━━━ Information supplied
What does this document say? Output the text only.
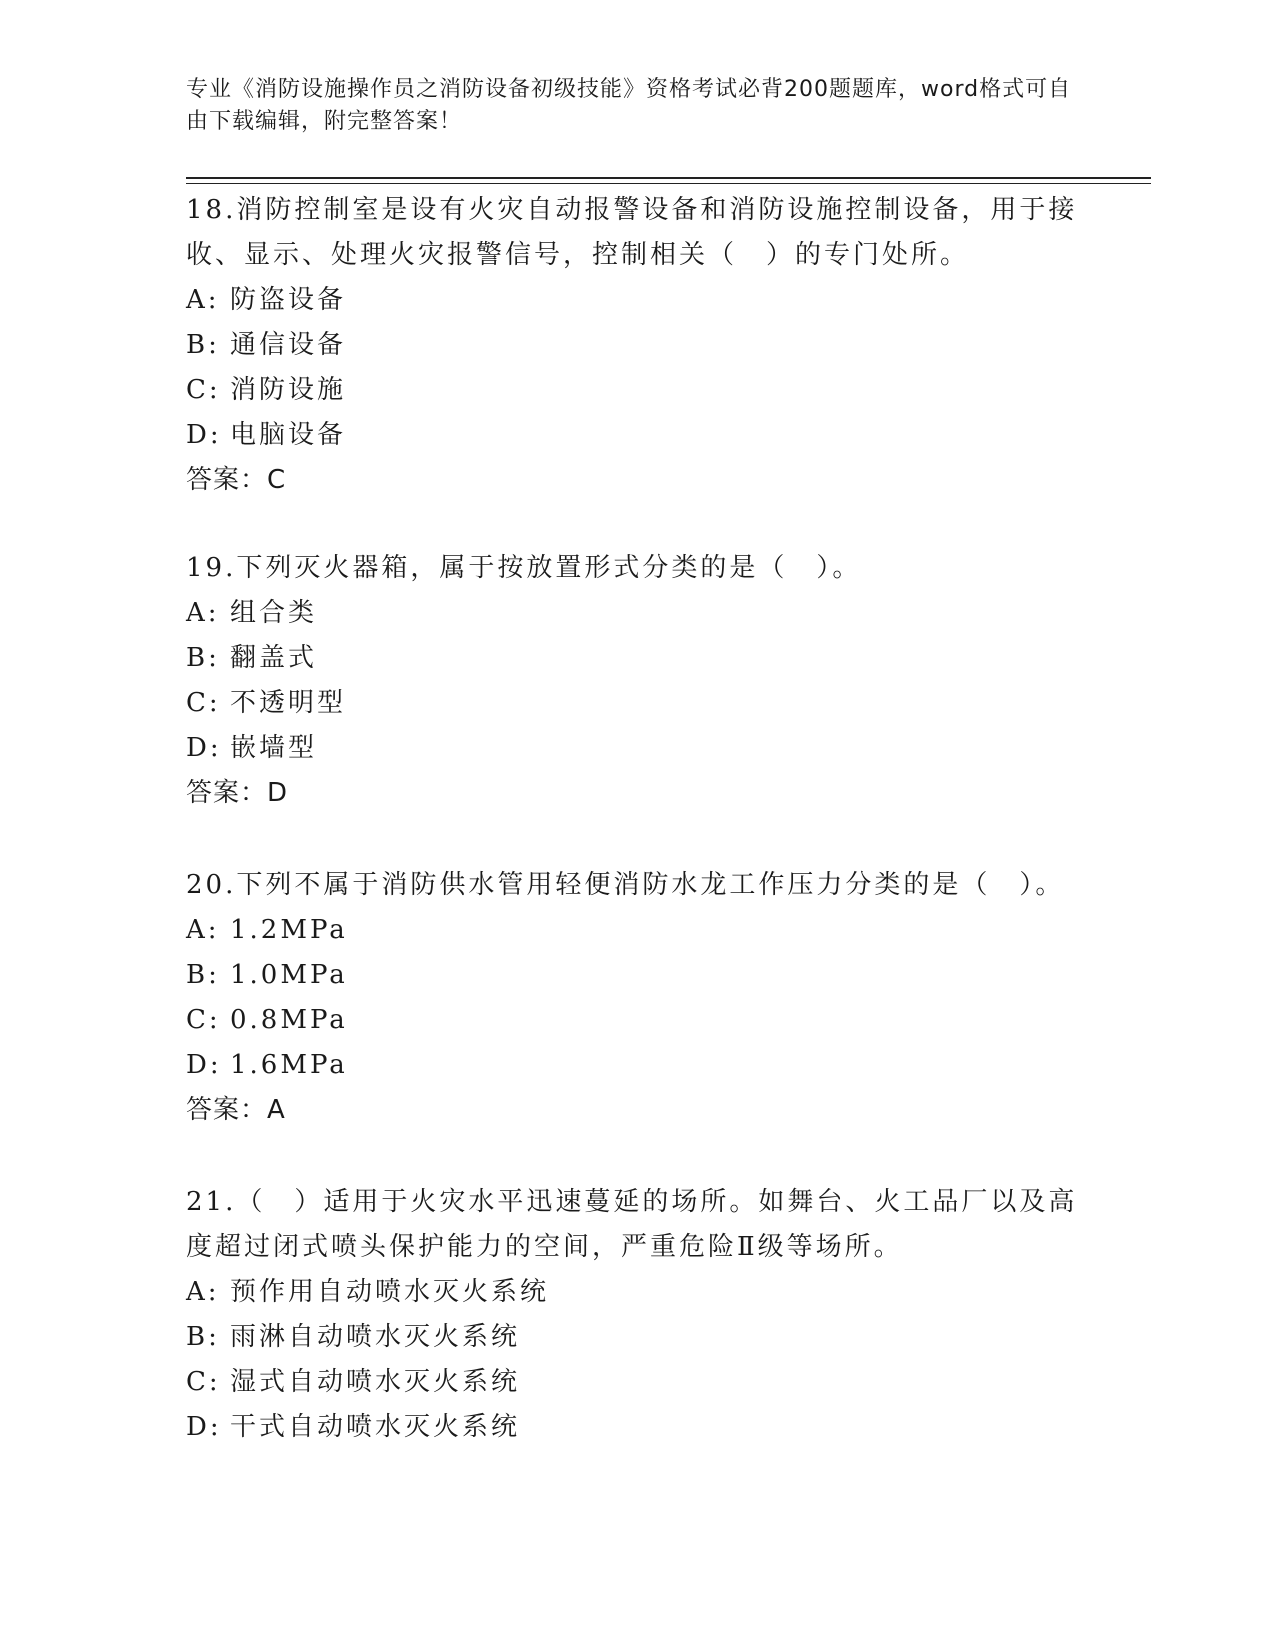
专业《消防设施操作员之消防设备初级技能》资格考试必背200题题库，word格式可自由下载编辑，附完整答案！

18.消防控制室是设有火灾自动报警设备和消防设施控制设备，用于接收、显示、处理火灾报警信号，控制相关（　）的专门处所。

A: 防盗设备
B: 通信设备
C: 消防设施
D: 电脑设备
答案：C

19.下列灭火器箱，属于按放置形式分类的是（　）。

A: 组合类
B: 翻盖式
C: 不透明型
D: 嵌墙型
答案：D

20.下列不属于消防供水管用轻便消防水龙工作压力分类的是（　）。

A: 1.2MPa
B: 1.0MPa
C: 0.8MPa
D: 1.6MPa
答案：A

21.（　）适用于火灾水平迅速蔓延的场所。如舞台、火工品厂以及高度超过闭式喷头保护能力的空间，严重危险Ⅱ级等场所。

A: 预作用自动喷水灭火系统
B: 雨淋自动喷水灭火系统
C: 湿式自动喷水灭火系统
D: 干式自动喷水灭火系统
━━━━━━
◆ Exercise objective ◆
Return the full material word for word. Do not include the pictures.

◆ Answer to the task ◆
What does this document say? Output the text only.
专业《消防设施操作员之消防设备初级技能》资格考试必背200题题库，word格式可自由下载编辑，附完整答案！

18.消防控制室是设有火灾自动报警设备和消防设施控制设备，用于接收、显示、处理火灾报警信号，控制相关（　）的专门处所。

A: 防盗设备
B: 通信设备
C: 消防设施
D: 电脑设备
答案：C

19.下列灭火器箱，属于按放置形式分类的是（　）。

A: 组合类
B: 翻盖式
C: 不透明型
D: 嵌墙型
答案：D

20.下列不属于消防供水管用轻便消防水龙工作压力分类的是（　）。

A: 1.2MPa
B: 1.0MPa
C: 0.8MPa
D: 1.6MPa
答案：A

21.（　）适用于火灾水平迅速蔓延的场所。如舞台、火工品厂以及高度超过闭式喷头保护能力的空间，严重危险Ⅱ级等场所。

A: 预作用自动喷水灭火系统
B: 雨淋自动喷水灭火系统
C: 湿式自动喷水灭火系统
D: 干式自动喷水灭火系统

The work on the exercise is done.